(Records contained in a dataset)
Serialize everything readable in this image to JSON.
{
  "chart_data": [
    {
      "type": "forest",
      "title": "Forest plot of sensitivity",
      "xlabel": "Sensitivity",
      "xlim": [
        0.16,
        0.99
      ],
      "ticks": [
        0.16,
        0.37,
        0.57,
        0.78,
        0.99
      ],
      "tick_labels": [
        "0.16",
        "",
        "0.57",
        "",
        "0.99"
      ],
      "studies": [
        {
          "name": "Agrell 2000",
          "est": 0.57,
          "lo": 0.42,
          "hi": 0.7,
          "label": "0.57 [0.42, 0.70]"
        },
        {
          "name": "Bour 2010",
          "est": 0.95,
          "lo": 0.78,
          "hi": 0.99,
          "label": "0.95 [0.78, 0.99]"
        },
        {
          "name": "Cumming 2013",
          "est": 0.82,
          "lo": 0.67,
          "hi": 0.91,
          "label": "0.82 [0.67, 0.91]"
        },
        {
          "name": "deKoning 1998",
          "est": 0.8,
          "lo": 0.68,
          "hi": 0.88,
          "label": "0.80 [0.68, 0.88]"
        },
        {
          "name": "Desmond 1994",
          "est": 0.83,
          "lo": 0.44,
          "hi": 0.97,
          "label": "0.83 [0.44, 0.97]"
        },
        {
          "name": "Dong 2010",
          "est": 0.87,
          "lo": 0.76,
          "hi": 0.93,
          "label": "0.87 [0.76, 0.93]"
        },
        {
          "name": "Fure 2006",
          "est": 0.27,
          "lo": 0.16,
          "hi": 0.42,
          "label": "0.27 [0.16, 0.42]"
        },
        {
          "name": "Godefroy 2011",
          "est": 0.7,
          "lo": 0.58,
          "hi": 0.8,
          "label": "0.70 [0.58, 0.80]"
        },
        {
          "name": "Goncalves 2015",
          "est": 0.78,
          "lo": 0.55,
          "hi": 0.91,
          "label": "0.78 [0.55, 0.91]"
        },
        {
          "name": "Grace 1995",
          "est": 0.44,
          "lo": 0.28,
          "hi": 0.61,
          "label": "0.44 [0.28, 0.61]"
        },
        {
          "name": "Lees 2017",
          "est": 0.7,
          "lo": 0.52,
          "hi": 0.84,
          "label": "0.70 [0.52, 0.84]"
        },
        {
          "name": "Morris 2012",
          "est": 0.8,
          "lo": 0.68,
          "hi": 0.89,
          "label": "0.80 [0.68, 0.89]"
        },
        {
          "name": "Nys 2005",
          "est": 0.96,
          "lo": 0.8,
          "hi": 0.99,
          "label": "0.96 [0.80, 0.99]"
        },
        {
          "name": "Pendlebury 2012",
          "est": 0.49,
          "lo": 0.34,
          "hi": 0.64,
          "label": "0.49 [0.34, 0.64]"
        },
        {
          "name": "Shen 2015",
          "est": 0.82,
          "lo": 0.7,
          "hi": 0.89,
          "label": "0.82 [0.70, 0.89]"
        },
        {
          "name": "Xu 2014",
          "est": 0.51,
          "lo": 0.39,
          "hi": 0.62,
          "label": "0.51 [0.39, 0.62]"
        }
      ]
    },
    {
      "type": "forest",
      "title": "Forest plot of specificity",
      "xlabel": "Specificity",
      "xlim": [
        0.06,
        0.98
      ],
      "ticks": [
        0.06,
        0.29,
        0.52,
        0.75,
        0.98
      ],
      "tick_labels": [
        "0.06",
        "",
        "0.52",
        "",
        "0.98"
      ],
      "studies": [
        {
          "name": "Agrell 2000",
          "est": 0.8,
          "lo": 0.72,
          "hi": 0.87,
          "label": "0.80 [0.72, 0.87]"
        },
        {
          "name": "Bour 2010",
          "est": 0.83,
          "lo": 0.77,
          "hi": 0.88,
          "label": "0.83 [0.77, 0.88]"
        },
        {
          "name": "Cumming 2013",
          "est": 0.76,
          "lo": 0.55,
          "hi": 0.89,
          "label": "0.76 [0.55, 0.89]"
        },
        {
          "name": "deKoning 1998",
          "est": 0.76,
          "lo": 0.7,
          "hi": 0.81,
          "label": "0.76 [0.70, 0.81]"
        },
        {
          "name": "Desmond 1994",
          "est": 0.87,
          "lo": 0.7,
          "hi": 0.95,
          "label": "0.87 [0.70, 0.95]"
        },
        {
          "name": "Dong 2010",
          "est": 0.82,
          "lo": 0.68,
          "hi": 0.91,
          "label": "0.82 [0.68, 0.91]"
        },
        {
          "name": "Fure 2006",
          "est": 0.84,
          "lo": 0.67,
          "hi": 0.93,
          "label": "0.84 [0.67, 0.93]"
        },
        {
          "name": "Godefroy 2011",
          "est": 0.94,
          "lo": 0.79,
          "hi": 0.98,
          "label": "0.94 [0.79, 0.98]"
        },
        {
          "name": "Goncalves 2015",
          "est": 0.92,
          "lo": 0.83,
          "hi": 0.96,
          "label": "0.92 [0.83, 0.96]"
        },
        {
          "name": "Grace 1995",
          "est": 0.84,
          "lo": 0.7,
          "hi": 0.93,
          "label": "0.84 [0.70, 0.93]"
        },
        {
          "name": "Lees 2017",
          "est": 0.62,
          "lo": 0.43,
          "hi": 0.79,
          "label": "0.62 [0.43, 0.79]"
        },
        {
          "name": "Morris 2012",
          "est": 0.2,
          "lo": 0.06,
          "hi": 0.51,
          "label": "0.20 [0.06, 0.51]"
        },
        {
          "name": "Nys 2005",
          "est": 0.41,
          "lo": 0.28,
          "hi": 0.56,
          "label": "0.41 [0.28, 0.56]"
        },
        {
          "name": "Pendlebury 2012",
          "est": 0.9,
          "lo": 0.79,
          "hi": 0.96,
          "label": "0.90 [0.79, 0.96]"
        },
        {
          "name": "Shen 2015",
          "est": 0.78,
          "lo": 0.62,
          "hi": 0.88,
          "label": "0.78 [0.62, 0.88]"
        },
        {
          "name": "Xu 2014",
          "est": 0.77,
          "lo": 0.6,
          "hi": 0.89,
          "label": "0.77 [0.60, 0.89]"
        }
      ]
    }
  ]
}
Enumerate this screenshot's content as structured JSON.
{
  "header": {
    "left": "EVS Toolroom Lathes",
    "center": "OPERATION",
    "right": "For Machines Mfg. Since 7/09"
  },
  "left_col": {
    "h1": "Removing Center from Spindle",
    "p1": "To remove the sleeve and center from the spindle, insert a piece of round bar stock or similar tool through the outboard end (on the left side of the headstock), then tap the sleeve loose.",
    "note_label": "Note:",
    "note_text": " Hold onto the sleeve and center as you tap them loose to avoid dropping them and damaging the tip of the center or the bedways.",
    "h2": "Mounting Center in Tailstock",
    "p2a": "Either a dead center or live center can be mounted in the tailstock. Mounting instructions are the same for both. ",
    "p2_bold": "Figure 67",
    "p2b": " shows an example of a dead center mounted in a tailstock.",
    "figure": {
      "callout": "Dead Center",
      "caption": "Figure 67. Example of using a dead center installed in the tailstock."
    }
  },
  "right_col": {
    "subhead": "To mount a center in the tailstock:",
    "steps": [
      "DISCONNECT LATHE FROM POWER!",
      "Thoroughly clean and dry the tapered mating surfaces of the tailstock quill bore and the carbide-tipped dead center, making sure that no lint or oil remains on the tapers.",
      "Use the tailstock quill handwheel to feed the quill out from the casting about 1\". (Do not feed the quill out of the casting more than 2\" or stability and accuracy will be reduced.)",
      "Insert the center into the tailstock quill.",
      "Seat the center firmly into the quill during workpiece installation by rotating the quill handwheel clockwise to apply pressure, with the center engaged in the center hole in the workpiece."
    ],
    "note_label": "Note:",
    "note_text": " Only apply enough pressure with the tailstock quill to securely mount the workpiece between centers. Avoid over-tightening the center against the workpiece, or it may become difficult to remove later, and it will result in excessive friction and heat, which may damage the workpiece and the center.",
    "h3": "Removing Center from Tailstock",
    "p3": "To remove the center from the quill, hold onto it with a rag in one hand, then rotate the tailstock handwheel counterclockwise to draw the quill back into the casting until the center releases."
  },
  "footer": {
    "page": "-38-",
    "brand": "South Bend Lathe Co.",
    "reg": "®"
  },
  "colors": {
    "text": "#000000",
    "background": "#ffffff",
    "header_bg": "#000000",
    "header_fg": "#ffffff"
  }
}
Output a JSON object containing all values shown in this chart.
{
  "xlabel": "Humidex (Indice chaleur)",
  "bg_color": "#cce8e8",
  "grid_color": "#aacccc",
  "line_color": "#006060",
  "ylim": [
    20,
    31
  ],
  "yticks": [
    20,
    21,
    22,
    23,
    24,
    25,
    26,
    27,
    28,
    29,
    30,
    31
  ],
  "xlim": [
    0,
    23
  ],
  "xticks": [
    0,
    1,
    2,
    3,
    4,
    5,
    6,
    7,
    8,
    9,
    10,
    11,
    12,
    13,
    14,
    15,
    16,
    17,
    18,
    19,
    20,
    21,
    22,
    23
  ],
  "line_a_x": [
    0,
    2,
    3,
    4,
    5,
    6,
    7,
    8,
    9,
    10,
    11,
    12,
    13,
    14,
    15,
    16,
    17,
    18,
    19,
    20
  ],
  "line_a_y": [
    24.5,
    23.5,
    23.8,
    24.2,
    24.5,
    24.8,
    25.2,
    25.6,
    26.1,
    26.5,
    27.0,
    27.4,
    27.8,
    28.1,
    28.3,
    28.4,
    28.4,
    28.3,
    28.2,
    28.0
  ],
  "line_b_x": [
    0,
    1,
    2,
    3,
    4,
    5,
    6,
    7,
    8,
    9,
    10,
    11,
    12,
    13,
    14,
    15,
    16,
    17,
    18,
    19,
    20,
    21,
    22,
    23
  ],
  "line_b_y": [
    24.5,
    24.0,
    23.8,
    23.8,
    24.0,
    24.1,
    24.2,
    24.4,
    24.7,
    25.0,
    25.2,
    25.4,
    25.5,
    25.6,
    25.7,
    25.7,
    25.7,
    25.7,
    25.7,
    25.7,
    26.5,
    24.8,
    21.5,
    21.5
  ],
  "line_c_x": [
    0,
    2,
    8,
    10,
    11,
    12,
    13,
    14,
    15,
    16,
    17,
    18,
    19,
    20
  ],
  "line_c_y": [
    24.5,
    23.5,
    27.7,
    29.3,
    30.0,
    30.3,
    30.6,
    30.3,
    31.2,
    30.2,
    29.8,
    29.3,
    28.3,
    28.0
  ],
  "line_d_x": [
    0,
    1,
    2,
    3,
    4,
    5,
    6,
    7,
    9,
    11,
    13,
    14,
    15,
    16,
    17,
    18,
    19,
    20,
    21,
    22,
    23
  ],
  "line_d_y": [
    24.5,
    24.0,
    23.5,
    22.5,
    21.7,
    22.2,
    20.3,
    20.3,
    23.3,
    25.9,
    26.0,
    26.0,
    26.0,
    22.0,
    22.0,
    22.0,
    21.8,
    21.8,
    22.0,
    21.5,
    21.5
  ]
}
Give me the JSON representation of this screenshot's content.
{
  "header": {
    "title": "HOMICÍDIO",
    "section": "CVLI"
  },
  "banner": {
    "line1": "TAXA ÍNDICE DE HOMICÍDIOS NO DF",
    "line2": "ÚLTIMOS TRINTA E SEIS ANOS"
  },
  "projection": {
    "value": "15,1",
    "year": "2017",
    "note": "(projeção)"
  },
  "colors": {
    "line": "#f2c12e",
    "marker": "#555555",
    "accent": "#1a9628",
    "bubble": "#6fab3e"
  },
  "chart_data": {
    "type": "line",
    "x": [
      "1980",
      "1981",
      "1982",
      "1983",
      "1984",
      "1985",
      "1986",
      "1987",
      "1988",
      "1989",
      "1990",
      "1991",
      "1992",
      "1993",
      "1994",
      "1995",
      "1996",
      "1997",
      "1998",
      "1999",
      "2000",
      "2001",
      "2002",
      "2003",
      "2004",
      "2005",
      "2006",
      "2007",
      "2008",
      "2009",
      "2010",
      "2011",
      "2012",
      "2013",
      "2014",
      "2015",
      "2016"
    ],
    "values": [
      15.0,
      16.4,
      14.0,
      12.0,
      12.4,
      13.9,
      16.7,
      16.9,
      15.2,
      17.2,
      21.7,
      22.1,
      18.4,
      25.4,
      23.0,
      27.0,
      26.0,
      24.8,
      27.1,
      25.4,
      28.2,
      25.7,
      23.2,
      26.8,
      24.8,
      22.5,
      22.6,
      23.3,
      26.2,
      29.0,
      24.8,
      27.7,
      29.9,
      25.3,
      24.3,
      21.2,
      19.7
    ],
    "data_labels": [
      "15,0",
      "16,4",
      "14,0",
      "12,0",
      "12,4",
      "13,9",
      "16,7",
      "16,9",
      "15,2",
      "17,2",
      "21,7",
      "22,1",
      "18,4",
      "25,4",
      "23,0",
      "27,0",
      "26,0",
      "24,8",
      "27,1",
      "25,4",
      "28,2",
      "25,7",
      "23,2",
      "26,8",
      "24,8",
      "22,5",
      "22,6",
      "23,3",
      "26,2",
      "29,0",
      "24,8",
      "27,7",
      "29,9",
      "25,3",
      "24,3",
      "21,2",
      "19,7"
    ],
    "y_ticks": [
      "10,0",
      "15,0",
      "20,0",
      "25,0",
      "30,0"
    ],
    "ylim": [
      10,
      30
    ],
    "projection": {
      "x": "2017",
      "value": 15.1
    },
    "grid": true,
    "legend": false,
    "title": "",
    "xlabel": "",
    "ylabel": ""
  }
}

=== What this task involves ===
Tell how many lines in the material contain the word "onto". Only the number is wanted.

=== Response to the task ===
2